* **PROBLEM DESCRIPTION**:
Write out the records word for word, with no pictures.

----- EXERCISE INPUT

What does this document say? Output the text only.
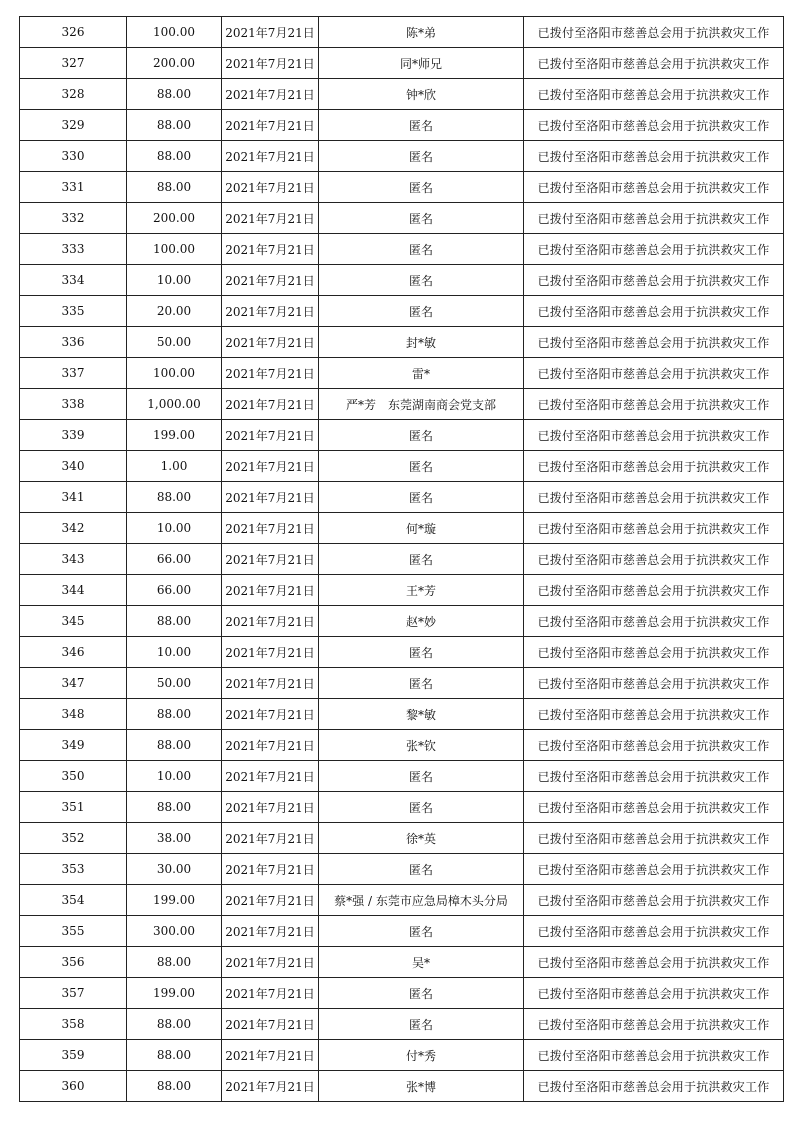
326	100.00	2021年7月21日	陈*弟	已拨付至洛阳市慈善总会用于抗洪救灾工作
327	200.00	2021年7月21日	同*师兄	已拨付至洛阳市慈善总会用于抗洪救灾工作
328	88.00	2021年7月21日	钟*欣	已拨付至洛阳市慈善总会用于抗洪救灾工作
329	88.00	2021年7月21日	匿名	已拨付至洛阳市慈善总会用于抗洪救灾工作
330	88.00	2021年7月21日	匿名	已拨付至洛阳市慈善总会用于抗洪救灾工作
331	88.00	2021年7月21日	匿名	已拨付至洛阳市慈善总会用于抗洪救灾工作
332	200.00	2021年7月21日	匿名	已拨付至洛阳市慈善总会用于抗洪救灾工作
333	100.00	2021年7月21日	匿名	已拨付至洛阳市慈善总会用于抗洪救灾工作
334	10.00	2021年7月21日	匿名	已拨付至洛阳市慈善总会用于抗洪救灾工作
335	20.00	2021年7月21日	匿名	已拨付至洛阳市慈善总会用于抗洪救灾工作
336	50.00	2021年7月21日	封*敏	已拨付至洛阳市慈善总会用于抗洪救灾工作
337	100.00	2021年7月21日	雷*	已拨付至洛阳市慈善总会用于抗洪救灾工作
338	1,000.00	2021年7月21日	严*芳　东莞湖南商会党支部	已拨付至洛阳市慈善总会用于抗洪救灾工作
339	199.00	2021年7月21日	匿名	已拨付至洛阳市慈善总会用于抗洪救灾工作
340	1.00	2021年7月21日	匿名	已拨付至洛阳市慈善总会用于抗洪救灾工作
341	88.00	2021年7月21日	匿名	已拨付至洛阳市慈善总会用于抗洪救灾工作
342	10.00	2021年7月21日	何*璇	已拨付至洛阳市慈善总会用于抗洪救灾工作
343	66.00	2021年7月21日	匿名	已拨付至洛阳市慈善总会用于抗洪救灾工作
344	66.00	2021年7月21日	王*芳	已拨付至洛阳市慈善总会用于抗洪救灾工作
345	88.00	2021年7月21日	赵*妙	已拨付至洛阳市慈善总会用于抗洪救灾工作
346	10.00	2021年7月21日	匿名	已拨付至洛阳市慈善总会用于抗洪救灾工作
347	50.00	2021年7月21日	匿名	已拨付至洛阳市慈善总会用于抗洪救灾工作
348	88.00	2021年7月21日	黎*敏	已拨付至洛阳市慈善总会用于抗洪救灾工作
349	88.00	2021年7月21日	张*钦	已拨付至洛阳市慈善总会用于抗洪救灾工作
350	10.00	2021年7月21日	匿名	已拨付至洛阳市慈善总会用于抗洪救灾工作
351	88.00	2021年7月21日	匿名	已拨付至洛阳市慈善总会用于抗洪救灾工作
352	38.00	2021年7月21日	徐*英	已拨付至洛阳市慈善总会用于抗洪救灾工作
353	30.00	2021年7月21日	匿名	已拨付至洛阳市慈善总会用于抗洪救灾工作
354	199.00	2021年7月21日	蔡*强 / 东莞市应急局樟木头分局	已拨付至洛阳市慈善总会用于抗洪救灾工作
355	300.00	2021年7月21日	匿名	已拨付至洛阳市慈善总会用于抗洪救灾工作
356	88.00	2021年7月21日	吴*	已拨付至洛阳市慈善总会用于抗洪救灾工作
357	199.00	2021年7月21日	匿名	已拨付至洛阳市慈善总会用于抗洪救灾工作
358	88.00	2021年7月21日	匿名	已拨付至洛阳市慈善总会用于抗洪救灾工作
359	88.00	2021年7月21日	付*秀	已拨付至洛阳市慈善总会用于抗洪救灾工作
360	88.00	2021年7月21日	张*博	已拨付至洛阳市慈善总会用于抗洪救灾工作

----------

* **COMPLETED EXERCISE**:
What does this document say? Output the text only.
326	100.00	2021年7月21日	陈*弟	已拨付至洛阳市慈善总会用于抗洪救灾工作
327	200.00	2021年7月21日	同*师兄	已拨付至洛阳市慈善总会用于抗洪救灾工作
328	88.00	2021年7月21日	钟*欣	已拨付至洛阳市慈善总会用于抗洪救灾工作
329	88.00	2021年7月21日	匿名	已拨付至洛阳市慈善总会用于抗洪救灾工作
330	88.00	2021年7月21日	匿名	已拨付至洛阳市慈善总会用于抗洪救灾工作
331	88.00	2021年7月21日	匿名	已拨付至洛阳市慈善总会用于抗洪救灾工作
332	200.00	2021年7月21日	匿名	已拨付至洛阳市慈善总会用于抗洪救灾工作
333	100.00	2021年7月21日	匿名	已拨付至洛阳市慈善总会用于抗洪救灾工作
334	10.00	2021年7月21日	匿名	已拨付至洛阳市慈善总会用于抗洪救灾工作
335	20.00	2021年7月21日	匿名	已拨付至洛阳市慈善总会用于抗洪救灾工作
336	50.00	2021年7月21日	封*敏	已拨付至洛阳市慈善总会用于抗洪救灾工作
337	100.00	2021年7月21日	雷*	已拨付至洛阳市慈善总会用于抗洪救灾工作
338	1,000.00	2021年7月21日	严*芳　东莞湖南商会党支部	已拨付至洛阳市慈善总会用于抗洪救灾工作
339	199.00	2021年7月21日	匿名	已拨付至洛阳市慈善总会用于抗洪救灾工作
340	1.00	2021年7月21日	匿名	已拨付至洛阳市慈善总会用于抗洪救灾工作
341	88.00	2021年7月21日	匿名	已拨付至洛阳市慈善总会用于抗洪救灾工作
342	10.00	2021年7月21日	何*璇	已拨付至洛阳市慈善总会用于抗洪救灾工作
343	66.00	2021年7月21日	匿名	已拨付至洛阳市慈善总会用于抗洪救灾工作
344	66.00	2021年7月21日	王*芳	已拨付至洛阳市慈善总会用于抗洪救灾工作
345	88.00	2021年7月21日	赵*妙	已拨付至洛阳市慈善总会用于抗洪救灾工作
346	10.00	2021年7月21日	匿名	已拨付至洛阳市慈善总会用于抗洪救灾工作
347	50.00	2021年7月21日	匿名	已拨付至洛阳市慈善总会用于抗洪救灾工作
348	88.00	2021年7月21日	黎*敏	已拨付至洛阳市慈善总会用于抗洪救灾工作
349	88.00	2021年7月21日	张*钦	已拨付至洛阳市慈善总会用于抗洪救灾工作
350	10.00	2021年7月21日	匿名	已拨付至洛阳市慈善总会用于抗洪救灾工作
351	88.00	2021年7月21日	匿名	已拨付至洛阳市慈善总会用于抗洪救灾工作
352	38.00	2021年7月21日	徐*英	已拨付至洛阳市慈善总会用于抗洪救灾工作
353	30.00	2021年7月21日	匿名	已拨付至洛阳市慈善总会用于抗洪救灾工作
354	199.00	2021年7月21日	蔡*强 / 东莞市应急局樟木头分局	已拨付至洛阳市慈善总会用于抗洪救灾工作
355	300.00	2021年7月21日	匿名	已拨付至洛阳市慈善总会用于抗洪救灾工作
356	88.00	2021年7月21日	吴*	已拨付至洛阳市慈善总会用于抗洪救灾工作
357	199.00	2021年7月21日	匿名	已拨付至洛阳市慈善总会用于抗洪救灾工作
358	88.00	2021年7月21日	匿名	已拨付至洛阳市慈善总会用于抗洪救灾工作
359	88.00	2021年7月21日	付*秀	已拨付至洛阳市慈善总会用于抗洪救灾工作
360	88.00	2021年7月21日	张*博	已拨付至洛阳市慈善总会用于抗洪救灾工作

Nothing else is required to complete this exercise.